Items from a dataset →

┏━━

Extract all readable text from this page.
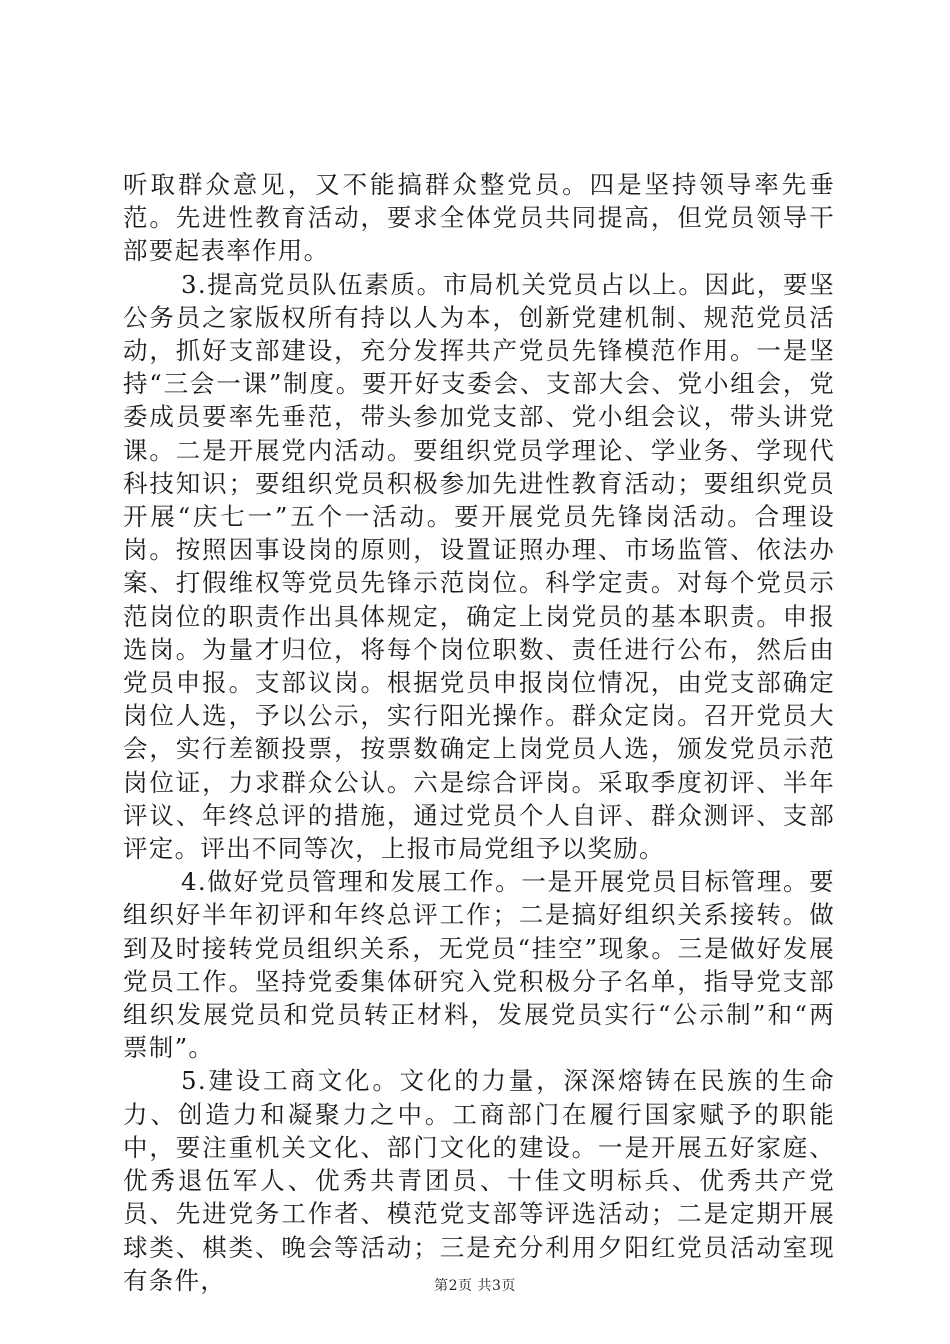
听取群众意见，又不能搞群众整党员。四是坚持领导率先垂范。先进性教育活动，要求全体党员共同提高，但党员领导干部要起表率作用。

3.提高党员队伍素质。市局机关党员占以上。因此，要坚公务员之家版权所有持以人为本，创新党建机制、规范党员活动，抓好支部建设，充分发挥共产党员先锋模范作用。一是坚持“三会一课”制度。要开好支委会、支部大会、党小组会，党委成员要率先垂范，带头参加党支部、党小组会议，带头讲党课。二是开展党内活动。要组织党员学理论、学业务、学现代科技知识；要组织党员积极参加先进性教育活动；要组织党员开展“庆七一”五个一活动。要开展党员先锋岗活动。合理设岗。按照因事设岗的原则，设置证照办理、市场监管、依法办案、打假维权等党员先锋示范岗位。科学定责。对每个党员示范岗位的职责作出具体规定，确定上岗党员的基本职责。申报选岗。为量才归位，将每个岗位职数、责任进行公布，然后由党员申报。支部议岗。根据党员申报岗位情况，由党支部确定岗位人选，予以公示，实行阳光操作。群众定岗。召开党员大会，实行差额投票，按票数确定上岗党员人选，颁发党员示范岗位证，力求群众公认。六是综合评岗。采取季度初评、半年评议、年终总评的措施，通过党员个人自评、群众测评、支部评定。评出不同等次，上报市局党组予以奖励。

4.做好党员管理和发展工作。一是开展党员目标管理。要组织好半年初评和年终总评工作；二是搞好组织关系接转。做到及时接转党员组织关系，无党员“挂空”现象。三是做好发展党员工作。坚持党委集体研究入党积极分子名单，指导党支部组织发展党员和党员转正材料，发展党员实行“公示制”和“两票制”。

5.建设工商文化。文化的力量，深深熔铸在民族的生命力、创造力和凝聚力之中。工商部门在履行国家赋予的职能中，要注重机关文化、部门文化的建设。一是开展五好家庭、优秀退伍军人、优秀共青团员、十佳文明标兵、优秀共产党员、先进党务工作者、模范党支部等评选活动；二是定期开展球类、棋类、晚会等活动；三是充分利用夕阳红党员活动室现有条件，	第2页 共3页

┗━━

Task →
Word for word, quote the lines above. Omit the pictures.

Reply to the exercise →
Extract all readable text from this page.
听取群众意见，又不能搞群众整党员。四是坚持领导率先垂范。先进性教育活动，要求全体党员共同提高，但党员领导干部要起表率作用。

3.提高党员队伍素质。市局机关党员占以上。因此，要坚公务员之家版权所有持以人为本，创新党建机制、规范党员活动，抓好支部建设，充分发挥共产党员先锋模范作用。一是坚持“三会一课”制度。要开好支委会、支部大会、党小组会，党委成员要率先垂范，带头参加党支部、党小组会议，带头讲党课。二是开展党内活动。要组织党员学理论、学业务、学现代科技知识；要组织党员积极参加先进性教育活动；要组织党员开展“庆七一”五个一活动。要开展党员先锋岗活动。合理设岗。按照因事设岗的原则，设置证照办理、市场监管、依法办案、打假维权等党员先锋示范岗位。科学定责。对每个党员示范岗位的职责作出具体规定，确定上岗党员的基本职责。申报选岗。为量才归位，将每个岗位职数、责任进行公布，然后由党员申报。支部议岗。根据党员申报岗位情况，由党支部确定岗位人选，予以公示，实行阳光操作。群众定岗。召开党员大会，实行差额投票，按票数确定上岗党员人选，颁发党员示范岗位证，力求群众公认。六是综合评岗。采取季度初评、半年评议、年终总评的措施，通过党员个人自评、群众测评、支部评定。评出不同等次，上报市局党组予以奖励。

4.做好党员管理和发展工作。一是开展党员目标管理。要组织好半年初评和年终总评工作；二是搞好组织关系接转。做到及时接转党员组织关系，无党员“挂空”现象。三是做好发展党员工作。坚持党委集体研究入党积极分子名单，指导党支部组织发展党员和党员转正材料，发展党员实行“公示制”和“两票制”。

5.建设工商文化。文化的力量，深深熔铸在民族的生命力、创造力和凝聚力之中。工商部门在履行国家赋予的职能中，要注重机关文化、部门文化的建设。一是开展五好家庭、优秀退伍军人、优秀共青团员、十佳文明标兵、优秀共产党员、先进党务工作者、模范党支部等评选活动；二是定期开展球类、棋类、晚会等活动；三是充分利用夕阳红党员活动室现有条件，	第2页 共3页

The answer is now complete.